◆ Exercise brief
Can you turn the data below into a Markdown table with the columns "Row" and "Line", giving each line its own numbered row and leaving out blank lines?

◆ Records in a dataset
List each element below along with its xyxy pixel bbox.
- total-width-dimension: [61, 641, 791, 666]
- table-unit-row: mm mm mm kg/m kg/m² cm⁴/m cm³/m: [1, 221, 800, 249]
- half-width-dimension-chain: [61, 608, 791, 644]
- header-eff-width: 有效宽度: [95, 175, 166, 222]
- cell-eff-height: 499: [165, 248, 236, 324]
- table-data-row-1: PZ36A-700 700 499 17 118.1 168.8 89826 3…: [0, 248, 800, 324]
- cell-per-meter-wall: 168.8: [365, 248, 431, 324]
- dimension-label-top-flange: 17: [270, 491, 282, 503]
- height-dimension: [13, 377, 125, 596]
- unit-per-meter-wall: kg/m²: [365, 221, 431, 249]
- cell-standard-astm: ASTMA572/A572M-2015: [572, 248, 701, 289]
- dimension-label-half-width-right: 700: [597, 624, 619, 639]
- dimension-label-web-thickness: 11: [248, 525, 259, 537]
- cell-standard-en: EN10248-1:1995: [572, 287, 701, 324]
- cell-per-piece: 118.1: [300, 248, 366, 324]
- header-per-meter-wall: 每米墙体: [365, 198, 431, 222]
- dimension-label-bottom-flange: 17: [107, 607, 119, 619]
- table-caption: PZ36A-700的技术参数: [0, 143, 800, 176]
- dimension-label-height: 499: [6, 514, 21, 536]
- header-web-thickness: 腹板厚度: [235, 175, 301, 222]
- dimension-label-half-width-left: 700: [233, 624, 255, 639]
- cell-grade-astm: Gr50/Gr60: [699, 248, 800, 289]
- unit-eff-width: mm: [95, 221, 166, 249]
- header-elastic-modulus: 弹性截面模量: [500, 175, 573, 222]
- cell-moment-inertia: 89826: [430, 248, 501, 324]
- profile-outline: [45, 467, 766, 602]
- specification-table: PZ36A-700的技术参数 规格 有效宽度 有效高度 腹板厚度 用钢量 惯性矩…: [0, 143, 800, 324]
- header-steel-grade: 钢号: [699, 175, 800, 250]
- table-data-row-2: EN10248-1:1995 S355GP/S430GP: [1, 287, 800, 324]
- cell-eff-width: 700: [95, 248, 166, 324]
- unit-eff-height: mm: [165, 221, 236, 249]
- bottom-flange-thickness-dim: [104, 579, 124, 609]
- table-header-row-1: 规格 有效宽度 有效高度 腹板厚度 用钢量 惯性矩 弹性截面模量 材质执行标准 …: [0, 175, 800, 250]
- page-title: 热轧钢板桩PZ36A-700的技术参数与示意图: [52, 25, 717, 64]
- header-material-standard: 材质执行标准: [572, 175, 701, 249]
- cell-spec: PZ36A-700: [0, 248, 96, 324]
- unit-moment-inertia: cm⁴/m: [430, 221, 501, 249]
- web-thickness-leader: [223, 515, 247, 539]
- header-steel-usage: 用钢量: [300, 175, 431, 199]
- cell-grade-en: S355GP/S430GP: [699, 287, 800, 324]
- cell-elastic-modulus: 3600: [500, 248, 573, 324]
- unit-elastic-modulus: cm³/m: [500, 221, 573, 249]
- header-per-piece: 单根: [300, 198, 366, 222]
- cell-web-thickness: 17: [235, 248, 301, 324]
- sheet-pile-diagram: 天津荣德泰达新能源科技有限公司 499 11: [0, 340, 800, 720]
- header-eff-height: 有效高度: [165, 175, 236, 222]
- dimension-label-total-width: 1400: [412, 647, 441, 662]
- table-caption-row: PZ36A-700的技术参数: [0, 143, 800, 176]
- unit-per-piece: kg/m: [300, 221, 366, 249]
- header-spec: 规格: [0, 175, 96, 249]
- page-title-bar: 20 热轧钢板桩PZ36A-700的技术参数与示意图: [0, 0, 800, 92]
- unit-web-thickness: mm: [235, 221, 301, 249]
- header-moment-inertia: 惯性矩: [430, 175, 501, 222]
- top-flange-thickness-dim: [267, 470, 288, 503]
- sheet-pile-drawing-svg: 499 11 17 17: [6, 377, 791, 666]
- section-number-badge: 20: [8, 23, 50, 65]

◆ Complete output
| Row | Line |
|---|---|
| 1 | List each element below along with its xyxy pixel bbox. |
| 2 | - total-width-dimension: [61, 641, 791, 666] |
| 3 | - table-unit-row: mm mm mm kg/m kg/m² cm⁴/m cm³/m: [1, 221, 800, 249] |
| 4 | - half-width-dimension-chain: [61, 608, 791, 644] |
| 5 | - header-eff-width: 有效宽度: [95, 175, 166, 222] |
| 6 | - cell-eff-height: 499: [165, 248, 236, 324] |
| 7 | - table-data-row-1: PZ36A-700 700 499 17 118.1 168.8 89826 3…: [0, 248, 800, 324] |
| 8 | - cell-per-meter-wall: 168.8: [365, 248, 431, 324] |
| 9 | - dimension-label-top-flange: 17: [270, 491, 282, 503] |
| 10 | - height-dimension: [13, 377, 125, 596] |
| 11 | - unit-per-meter-wall: kg/m²: [365, 221, 431, 249] |
| 12 | - cell-standard-astm: ASTMA572/A572M-2015: [572, 248, 701, 289] |
| 13 | - dimension-label-half-width-right: 700: [597, 624, 619, 639] |
| 14 | - dimension-label-web-thickness: 11: [248, 525, 259, 537] |
| 15 | - cell-standard-en: EN10248-1:1995: [572, 287, 701, 324] |
| 16 | - cell-per-piece: 118.1: [300, 248, 366, 324] |
| 17 | - header-per-meter-wall: 每米墙体: [365, 198, 431, 222] |
| 18 | - dimension-label-bottom-flange: 17: [107, 607, 119, 619] |
| 19 | - table-caption: PZ36A-700的技术参数: [0, 143, 800, 176] |
| 20 | - dimension-label-height: 499: [6, 514, 21, 536] |
| 21 | - header-web-thickness: 腹板厚度: [235, 175, 301, 222] |
| 22 | - dimension-label-half-width-left: 700: [233, 624, 255, 639] |
| 23 | - cell-grade-astm: Gr50/Gr60: [699, 248, 800, 289] |
| 24 | - unit-eff-width: mm: [95, 221, 166, 249] |
| 25 | - header-elastic-modulus: 弹性截面模量: [500, 175, 573, 222] |
| 26 | - cell-moment-inertia: 89826: [430, 248, 501, 324] |
| 27 | - profile-outline: [45, 467, 766, 602] |
| 28 | - specification-table: PZ36A-700的技术参数 规格 有效宽度 有效高度 腹板厚度 用钢量 惯性矩…: [0, 143, 800, 324] |
| 29 | - header-steel-grade: 钢号: [699, 175, 800, 250] |
| 30 | - table-data-row-2: EN10248-1:1995 S355GP/S430GP: [1, 287, 800, 324] |
| 31 | - cell-eff-width: 700: [95, 248, 166, 324] |
| 32 | - unit-eff-height: mm: [165, 221, 236, 249] |
| 33 | - bottom-flange-thickness-dim: [104, 579, 124, 609] |
| 34 | - table-header-row-1: 规格 有效宽度 有效高度 腹板厚度 用钢量 惯性矩 弹性截面模量 材质执行标准 …: [0, 175, 800, 250] |
| 35 | - page-title: 热轧钢板桩PZ36A-700的技术参数与示意图: [52, 25, 717, 64] |
| 36 | - header-material-standard: 材质执行标准: [572, 175, 701, 249] |
| 37 | - cell-spec: PZ36A-700: [0, 248, 96, 324] |
| 38 | - unit-moment-inertia: cm⁴/m: [430, 221, 501, 249] |
| 39 | - web-thickness-leader: [223, 515, 247, 539] |
| 40 | - header-steel-usage: 用钢量: [300, 175, 431, 199] |
| 41 | - cell-grade-en: S355GP/S430GP: [699, 287, 800, 324] |
| 42 | - cell-elastic-modulus: 3600: [500, 248, 573, 324] |
| 43 | - unit-elastic-modulus: cm³/m: [500, 221, 573, 249] |
| 44 | - header-per-piece: 单根: [300, 198, 366, 222] |
| 45 | - cell-web-thickness: 17: [235, 248, 301, 324] |
| 46 | - sheet-pile-diagram: 天津荣德泰达新能源科技有限公司 499 11: [0, 340, 800, 720] |
| 47 | - header-eff-height: 有效高度: [165, 175, 236, 222] |
| 48 | - dimension-label-total-width: 1400: [412, 647, 441, 662] |
| 49 | - table-caption-row: PZ36A-700的技术参数: [0, 143, 800, 176] |
| 50 | - unit-per-piece: kg/m: [300, 221, 366, 249] |
| 51 | - header-spec: 规格: [0, 175, 96, 249] |
| 52 | - page-title-bar: 20 热轧钢板桩PZ36A-700的技术参数与示意图: [0, 0, 800, 92] |
| 53 | - unit-web-thickness: mm: [235, 221, 301, 249] |
| 54 | - header-moment-inertia: 惯性矩: [430, 175, 501, 222] |
| 55 | - top-flange-thickness-dim: [267, 470, 288, 503] |
| 56 | - sheet-pile-drawing-svg: 499 11 17 17: [6, 377, 791, 666] |
| 57 | - section-number-badge: 20: [8, 23, 50, 65] |